▸ **STATED PROBLEM**:
Reproduce the full listing below unchanged, apart from the pictures.

====================

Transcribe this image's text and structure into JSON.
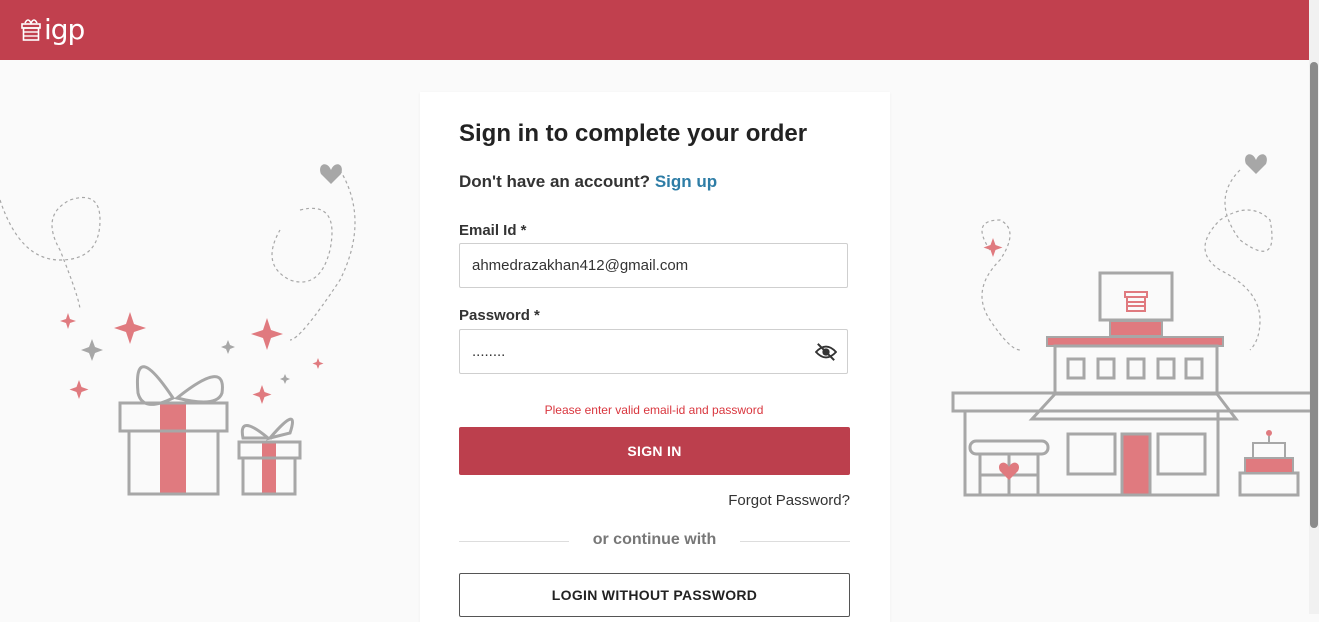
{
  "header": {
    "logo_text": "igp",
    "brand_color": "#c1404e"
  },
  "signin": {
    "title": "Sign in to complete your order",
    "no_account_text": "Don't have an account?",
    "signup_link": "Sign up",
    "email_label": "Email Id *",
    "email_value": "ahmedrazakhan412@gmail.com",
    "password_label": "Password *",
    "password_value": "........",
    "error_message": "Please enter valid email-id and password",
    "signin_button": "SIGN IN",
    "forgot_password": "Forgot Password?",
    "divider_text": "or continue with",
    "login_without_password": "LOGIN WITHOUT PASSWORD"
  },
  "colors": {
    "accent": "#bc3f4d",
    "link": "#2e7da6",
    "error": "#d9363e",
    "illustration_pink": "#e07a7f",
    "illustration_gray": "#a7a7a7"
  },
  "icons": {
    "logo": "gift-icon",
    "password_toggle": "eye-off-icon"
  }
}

====================

▸ **SOLUTION TO THE EXERCISE**:
Transcribe this image's text and structure into JSON.
{
  "header": {
    "logo_text": "igp",
    "brand_color": "#c1404e"
  },
  "signin": {
    "title": "Sign in to complete your order",
    "no_account_text": "Don't have an account?",
    "signup_link": "Sign up",
    "email_label": "Email Id *",
    "email_value": "ahmedrazakhan412@gmail.com",
    "password_label": "Password *",
    "password_value": "........",
    "error_message": "Please enter valid email-id and password",
    "signin_button": "SIGN IN",
    "forgot_password": "Forgot Password?",
    "divider_text": "or continue with",
    "login_without_password": "LOGIN WITHOUT PASSWORD"
  },
  "colors": {
    "accent": "#bc3f4d",
    "link": "#2e7da6",
    "error": "#d9363e",
    "illustration_pink": "#e07a7f",
    "illustration_gray": "#a7a7a7"
  },
  "icons": {
    "logo": "gift-icon",
    "password_toggle": "eye-off-icon"
  }
}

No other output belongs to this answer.